#### Written request
Gather every line below where "kind" appears.
━━ Records for processing
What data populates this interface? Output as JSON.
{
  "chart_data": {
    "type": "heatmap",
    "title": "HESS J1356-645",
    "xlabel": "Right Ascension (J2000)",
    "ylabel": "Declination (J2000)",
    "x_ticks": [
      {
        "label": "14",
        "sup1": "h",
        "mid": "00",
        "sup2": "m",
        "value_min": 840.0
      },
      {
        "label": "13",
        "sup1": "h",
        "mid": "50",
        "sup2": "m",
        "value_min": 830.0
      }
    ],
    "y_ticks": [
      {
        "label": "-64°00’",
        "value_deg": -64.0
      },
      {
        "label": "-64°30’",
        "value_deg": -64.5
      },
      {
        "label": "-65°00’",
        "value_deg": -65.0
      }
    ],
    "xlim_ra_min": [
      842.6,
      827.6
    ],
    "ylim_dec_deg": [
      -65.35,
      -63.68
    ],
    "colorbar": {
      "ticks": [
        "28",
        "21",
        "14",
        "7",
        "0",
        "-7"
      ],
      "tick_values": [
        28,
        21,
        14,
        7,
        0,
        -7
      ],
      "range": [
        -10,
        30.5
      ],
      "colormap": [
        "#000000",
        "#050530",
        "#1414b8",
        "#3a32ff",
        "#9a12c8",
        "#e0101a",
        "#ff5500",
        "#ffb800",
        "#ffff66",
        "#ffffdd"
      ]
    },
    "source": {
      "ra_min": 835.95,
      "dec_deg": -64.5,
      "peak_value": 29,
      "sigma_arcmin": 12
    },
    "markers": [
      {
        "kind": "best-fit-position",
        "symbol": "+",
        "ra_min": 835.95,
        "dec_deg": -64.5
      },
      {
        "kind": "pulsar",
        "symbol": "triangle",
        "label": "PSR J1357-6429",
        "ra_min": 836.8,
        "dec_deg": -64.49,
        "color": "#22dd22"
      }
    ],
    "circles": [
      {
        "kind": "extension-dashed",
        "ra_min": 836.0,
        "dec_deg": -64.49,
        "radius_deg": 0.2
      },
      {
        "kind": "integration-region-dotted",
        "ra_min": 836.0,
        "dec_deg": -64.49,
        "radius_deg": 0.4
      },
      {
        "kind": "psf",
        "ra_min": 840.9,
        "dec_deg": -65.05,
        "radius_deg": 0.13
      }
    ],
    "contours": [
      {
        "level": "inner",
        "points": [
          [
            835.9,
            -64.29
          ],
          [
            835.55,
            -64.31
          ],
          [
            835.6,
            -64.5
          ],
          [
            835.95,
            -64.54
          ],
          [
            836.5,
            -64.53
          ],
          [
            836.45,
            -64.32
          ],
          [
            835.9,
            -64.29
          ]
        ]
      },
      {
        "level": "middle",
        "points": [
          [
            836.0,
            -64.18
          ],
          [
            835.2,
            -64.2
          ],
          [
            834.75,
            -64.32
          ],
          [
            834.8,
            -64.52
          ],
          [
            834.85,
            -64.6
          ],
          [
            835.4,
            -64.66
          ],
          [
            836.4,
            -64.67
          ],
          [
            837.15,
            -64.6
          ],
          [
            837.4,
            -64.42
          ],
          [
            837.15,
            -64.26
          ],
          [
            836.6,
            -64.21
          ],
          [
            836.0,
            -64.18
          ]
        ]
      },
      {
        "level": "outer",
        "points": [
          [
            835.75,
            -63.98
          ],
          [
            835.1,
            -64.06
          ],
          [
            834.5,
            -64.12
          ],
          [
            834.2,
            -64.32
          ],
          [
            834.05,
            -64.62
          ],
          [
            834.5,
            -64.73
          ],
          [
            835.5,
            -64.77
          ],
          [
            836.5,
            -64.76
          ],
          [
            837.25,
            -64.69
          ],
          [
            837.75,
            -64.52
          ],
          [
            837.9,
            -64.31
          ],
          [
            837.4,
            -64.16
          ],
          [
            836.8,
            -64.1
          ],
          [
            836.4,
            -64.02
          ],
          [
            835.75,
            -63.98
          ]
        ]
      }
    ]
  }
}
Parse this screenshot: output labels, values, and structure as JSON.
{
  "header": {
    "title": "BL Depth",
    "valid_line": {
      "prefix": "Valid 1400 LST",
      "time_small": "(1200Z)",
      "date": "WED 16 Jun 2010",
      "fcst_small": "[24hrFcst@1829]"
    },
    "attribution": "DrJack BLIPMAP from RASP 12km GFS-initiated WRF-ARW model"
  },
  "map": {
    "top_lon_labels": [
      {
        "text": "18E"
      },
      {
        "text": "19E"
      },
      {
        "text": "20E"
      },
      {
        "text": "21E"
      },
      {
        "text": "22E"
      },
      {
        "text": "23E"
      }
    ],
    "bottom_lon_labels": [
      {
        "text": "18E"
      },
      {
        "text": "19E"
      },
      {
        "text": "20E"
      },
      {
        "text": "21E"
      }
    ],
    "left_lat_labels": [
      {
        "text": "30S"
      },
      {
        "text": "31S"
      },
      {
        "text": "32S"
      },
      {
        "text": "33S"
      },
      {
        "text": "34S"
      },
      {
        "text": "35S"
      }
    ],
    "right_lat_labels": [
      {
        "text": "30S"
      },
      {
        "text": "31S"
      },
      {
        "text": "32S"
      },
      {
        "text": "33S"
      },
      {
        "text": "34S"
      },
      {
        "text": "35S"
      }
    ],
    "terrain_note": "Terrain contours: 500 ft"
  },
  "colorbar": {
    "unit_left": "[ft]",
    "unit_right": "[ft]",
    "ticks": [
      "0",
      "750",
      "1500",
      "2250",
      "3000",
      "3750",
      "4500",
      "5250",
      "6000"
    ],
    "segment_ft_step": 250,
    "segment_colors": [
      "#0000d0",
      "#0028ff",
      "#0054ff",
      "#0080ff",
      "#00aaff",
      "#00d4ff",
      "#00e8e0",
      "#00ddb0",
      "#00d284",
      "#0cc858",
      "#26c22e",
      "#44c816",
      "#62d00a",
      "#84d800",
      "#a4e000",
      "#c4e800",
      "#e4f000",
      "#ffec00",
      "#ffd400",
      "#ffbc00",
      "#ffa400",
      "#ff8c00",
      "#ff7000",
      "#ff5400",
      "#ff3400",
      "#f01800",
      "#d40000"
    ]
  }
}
━━━━
#### Answer for the task
        "kind": "best-fit-position",
        "kind": "pulsar",
        "kind": "extension-dashed",
        "kind": "integration-region-dotted",
        "kind": "psf",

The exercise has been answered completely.